• STATED GOAL
Every entry that follows needs to be repeated exactly.

** start **

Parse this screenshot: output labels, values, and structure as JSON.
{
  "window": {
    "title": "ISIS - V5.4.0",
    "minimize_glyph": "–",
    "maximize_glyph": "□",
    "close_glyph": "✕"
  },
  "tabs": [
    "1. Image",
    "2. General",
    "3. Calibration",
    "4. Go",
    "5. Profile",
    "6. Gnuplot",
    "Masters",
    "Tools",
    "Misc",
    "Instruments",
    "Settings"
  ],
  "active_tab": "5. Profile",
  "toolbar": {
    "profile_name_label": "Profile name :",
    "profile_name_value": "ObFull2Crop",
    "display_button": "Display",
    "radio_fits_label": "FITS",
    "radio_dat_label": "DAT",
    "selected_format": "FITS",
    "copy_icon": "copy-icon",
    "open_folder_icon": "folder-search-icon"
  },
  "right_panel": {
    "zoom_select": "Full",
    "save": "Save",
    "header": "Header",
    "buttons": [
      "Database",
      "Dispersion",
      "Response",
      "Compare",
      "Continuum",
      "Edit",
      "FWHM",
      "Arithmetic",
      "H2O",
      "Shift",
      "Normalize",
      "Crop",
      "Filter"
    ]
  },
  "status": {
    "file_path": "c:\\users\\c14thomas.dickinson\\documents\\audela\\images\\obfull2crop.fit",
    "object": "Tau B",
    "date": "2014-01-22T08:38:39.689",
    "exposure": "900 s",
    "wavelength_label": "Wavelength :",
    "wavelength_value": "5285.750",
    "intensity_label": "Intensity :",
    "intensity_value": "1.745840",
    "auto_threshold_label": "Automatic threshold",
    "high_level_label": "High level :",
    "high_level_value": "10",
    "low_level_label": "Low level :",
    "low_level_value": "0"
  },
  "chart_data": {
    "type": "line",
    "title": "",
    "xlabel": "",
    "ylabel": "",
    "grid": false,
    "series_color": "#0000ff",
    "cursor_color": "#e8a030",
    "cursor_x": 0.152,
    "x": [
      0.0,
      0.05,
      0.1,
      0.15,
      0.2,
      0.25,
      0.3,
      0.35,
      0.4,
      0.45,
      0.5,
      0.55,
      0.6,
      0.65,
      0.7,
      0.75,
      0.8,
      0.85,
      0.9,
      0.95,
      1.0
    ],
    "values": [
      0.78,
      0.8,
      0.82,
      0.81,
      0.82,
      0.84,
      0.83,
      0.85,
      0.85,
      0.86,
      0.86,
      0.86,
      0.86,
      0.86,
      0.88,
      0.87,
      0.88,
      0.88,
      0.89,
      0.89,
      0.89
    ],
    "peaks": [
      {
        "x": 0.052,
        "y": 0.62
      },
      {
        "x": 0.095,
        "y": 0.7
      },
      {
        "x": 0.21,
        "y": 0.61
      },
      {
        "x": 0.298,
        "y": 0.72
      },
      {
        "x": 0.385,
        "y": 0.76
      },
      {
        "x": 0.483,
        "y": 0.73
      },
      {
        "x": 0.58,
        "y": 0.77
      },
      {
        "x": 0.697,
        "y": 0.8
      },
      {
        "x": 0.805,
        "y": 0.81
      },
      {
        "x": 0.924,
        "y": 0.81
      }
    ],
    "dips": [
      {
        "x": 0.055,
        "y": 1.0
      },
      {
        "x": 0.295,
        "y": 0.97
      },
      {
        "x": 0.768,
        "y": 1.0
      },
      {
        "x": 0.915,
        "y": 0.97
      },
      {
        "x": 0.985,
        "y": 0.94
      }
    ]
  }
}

** end **

• EXERCISE SOLUTION
Parse this screenshot: output labels, values, and structure as JSON.
{
  "window": {
    "title": "ISIS - V5.4.0",
    "minimize_glyph": "–",
    "maximize_glyph": "□",
    "close_glyph": "✕"
  },
  "tabs": [
    "1. Image",
    "2. General",
    "3. Calibration",
    "4. Go",
    "5. Profile",
    "6. Gnuplot",
    "Masters",
    "Tools",
    "Misc",
    "Instruments",
    "Settings"
  ],
  "active_tab": "5. Profile",
  "toolbar": {
    "profile_name_label": "Profile name :",
    "profile_name_value": "ObFull2Crop",
    "display_button": "Display",
    "radio_fits_label": "FITS",
    "radio_dat_label": "DAT",
    "selected_format": "FITS",
    "copy_icon": "copy-icon",
    "open_folder_icon": "folder-search-icon"
  },
  "right_panel": {
    "zoom_select": "Full",
    "save": "Save",
    "header": "Header",
    "buttons": [
      "Database",
      "Dispersion",
      "Response",
      "Compare",
      "Continuum",
      "Edit",
      "FWHM",
      "Arithmetic",
      "H2O",
      "Shift",
      "Normalize",
      "Crop",
      "Filter"
    ]
  },
  "status": {
    "file_path": "c:\\users\\c14thomas.dickinson\\documents\\audela\\images\\obfull2crop.fit",
    "object": "Tau B",
    "date": "2014-01-22T08:38:39.689",
    "exposure": "900 s",
    "wavelength_label": "Wavelength :",
    "wavelength_value": "5285.750",
    "intensity_label": "Intensity :",
    "intensity_value": "1.745840",
    "auto_threshold_label": "Automatic threshold",
    "high_level_label": "High level :",
    "high_level_value": "10",
    "low_level_label": "Low level :",
    "low_level_value": "0"
  },
  "chart_data": {
    "type": "line",
    "title": "",
    "xlabel": "",
    "ylabel": "",
    "grid": false,
    "series_color": "#0000ff",
    "cursor_color": "#e8a030",
    "cursor_x": 0.152,
    "x": [
      0.0,
      0.05,
      0.1,
      0.15,
      0.2,
      0.25,
      0.3,
      0.35,
      0.4,
      0.45,
      0.5,
      0.55,
      0.6,
      0.65,
      0.7,
      0.75,
      0.8,
      0.85,
      0.9,
      0.95,
      1.0
    ],
    "values": [
      0.78,
      0.8,
      0.82,
      0.81,
      0.82,
      0.84,
      0.83,
      0.85,
      0.85,
      0.86,
      0.86,
      0.86,
      0.86,
      0.86,
      0.88,
      0.87,
      0.88,
      0.88,
      0.89,
      0.89,
      0.89
    ],
    "peaks": [
      {
        "x": 0.052,
        "y": 0.62
      },
      {
        "x": 0.095,
        "y": 0.7
      },
      {
        "x": 0.21,
        "y": 0.61
      },
      {
        "x": 0.298,
        "y": 0.72
      },
      {
        "x": 0.385,
        "y": 0.76
      },
      {
        "x": 0.483,
        "y": 0.73
      },
      {
        "x": 0.58,
        "y": 0.77
      },
      {
        "x": 0.697,
        "y": 0.8
      },
      {
        "x": 0.805,
        "y": 0.81
      },
      {
        "x": 0.924,
        "y": 0.81
      }
    ],
    "dips": [
      {
        "x": 0.055,
        "y": 1.0
      },
      {
        "x": 0.295,
        "y": 0.97
      },
      {
        "x": 0.768,
        "y": 1.0
      },
      {
        "x": 0.915,
        "y": 0.97
      },
      {
        "x": 0.985,
        "y": 0.94
      }
    ]
  }
}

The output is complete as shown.